— BEGIN ITEMS —

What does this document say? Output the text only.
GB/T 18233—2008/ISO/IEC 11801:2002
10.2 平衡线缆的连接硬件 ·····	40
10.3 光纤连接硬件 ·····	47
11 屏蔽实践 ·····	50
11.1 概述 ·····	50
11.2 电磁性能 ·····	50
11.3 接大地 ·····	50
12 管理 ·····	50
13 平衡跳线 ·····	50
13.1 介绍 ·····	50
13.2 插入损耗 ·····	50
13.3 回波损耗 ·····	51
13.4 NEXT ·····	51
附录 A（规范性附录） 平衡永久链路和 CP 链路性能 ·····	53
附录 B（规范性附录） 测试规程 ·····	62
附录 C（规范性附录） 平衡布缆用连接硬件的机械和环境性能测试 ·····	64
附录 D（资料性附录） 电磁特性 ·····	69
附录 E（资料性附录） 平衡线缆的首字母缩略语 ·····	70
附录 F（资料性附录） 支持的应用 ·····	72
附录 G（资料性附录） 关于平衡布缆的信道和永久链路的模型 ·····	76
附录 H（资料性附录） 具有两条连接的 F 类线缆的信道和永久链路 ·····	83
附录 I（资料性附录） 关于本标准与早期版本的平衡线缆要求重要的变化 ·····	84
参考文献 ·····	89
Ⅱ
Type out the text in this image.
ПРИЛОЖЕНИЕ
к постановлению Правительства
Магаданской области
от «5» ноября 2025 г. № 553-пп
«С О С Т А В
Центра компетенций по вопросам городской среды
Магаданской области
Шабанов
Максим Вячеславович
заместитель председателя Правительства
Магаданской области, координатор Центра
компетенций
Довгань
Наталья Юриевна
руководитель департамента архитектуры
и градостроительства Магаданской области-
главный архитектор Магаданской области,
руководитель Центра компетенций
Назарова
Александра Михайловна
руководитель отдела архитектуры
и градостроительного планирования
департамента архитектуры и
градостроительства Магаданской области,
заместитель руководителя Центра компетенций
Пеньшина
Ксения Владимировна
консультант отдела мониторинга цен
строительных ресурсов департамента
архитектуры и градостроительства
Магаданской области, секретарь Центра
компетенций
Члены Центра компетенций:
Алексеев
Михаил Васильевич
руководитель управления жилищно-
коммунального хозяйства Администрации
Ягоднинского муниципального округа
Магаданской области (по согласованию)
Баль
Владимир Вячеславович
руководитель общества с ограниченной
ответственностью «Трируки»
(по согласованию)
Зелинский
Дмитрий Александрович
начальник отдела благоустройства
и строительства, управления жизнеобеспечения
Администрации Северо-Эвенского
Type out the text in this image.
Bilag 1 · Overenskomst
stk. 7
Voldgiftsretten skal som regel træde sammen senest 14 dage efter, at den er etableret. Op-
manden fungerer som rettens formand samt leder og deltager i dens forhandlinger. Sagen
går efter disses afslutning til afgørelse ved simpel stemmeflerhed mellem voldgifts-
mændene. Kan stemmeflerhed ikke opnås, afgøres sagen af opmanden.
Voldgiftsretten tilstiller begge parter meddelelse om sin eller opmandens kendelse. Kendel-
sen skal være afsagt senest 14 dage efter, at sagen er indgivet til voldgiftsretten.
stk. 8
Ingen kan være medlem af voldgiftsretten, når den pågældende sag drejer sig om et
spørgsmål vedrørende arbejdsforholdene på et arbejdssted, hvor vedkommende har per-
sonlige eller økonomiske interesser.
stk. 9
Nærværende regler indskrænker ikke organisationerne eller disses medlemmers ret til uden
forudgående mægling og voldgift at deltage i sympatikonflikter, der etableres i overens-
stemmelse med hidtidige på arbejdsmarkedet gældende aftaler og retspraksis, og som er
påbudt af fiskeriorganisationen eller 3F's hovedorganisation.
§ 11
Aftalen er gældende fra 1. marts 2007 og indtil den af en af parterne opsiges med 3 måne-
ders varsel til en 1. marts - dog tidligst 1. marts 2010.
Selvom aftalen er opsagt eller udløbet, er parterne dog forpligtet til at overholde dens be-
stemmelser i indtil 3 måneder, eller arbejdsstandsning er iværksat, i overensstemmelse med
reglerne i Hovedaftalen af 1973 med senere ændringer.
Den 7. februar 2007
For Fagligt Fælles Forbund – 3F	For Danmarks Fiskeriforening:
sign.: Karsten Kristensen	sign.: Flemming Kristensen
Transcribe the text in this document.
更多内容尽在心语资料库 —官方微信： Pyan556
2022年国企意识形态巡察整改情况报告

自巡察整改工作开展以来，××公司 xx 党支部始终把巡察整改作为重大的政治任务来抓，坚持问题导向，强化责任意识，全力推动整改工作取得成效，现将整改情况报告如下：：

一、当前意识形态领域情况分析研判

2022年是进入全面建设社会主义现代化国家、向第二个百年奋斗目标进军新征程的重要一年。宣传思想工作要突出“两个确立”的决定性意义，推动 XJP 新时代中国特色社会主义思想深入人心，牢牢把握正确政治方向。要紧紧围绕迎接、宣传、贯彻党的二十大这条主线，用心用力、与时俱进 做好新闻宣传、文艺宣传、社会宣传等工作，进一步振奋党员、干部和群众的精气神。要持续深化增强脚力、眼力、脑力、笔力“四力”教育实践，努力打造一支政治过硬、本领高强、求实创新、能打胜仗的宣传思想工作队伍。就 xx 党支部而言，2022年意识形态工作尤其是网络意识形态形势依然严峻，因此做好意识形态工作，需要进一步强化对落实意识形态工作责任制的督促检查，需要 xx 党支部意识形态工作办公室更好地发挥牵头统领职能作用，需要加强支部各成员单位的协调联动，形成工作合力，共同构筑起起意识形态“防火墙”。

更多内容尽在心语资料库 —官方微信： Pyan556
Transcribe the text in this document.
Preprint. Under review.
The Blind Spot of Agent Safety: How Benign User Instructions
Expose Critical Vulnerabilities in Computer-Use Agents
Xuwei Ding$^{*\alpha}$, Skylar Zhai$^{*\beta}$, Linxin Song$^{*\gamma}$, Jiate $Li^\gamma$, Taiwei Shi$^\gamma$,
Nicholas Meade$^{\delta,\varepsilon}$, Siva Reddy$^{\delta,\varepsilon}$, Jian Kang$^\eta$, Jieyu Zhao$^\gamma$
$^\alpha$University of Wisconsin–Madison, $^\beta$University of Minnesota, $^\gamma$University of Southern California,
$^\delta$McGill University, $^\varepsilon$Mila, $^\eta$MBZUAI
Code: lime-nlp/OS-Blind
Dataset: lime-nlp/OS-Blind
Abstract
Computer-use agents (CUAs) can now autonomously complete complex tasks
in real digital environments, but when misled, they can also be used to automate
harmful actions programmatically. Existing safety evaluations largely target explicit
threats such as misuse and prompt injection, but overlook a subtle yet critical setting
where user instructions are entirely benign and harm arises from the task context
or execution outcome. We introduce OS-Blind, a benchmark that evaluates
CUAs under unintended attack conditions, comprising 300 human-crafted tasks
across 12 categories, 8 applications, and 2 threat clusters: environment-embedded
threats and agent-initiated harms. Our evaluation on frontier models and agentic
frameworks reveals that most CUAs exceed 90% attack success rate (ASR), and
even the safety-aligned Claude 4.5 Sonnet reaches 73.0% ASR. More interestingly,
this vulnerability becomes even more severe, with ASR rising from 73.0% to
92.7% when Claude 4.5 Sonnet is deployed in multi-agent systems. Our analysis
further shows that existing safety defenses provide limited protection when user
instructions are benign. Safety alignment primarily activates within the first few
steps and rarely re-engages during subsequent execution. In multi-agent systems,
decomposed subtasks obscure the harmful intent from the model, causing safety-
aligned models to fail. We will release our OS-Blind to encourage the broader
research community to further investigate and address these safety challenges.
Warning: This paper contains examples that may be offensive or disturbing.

— END ITEMS —

• WHAT YOU SHOULD DO:
Tally up the lines holding the string "alpha" in this listing, and report the total alone.

• SOLUTION TO THE EXERCISE:
2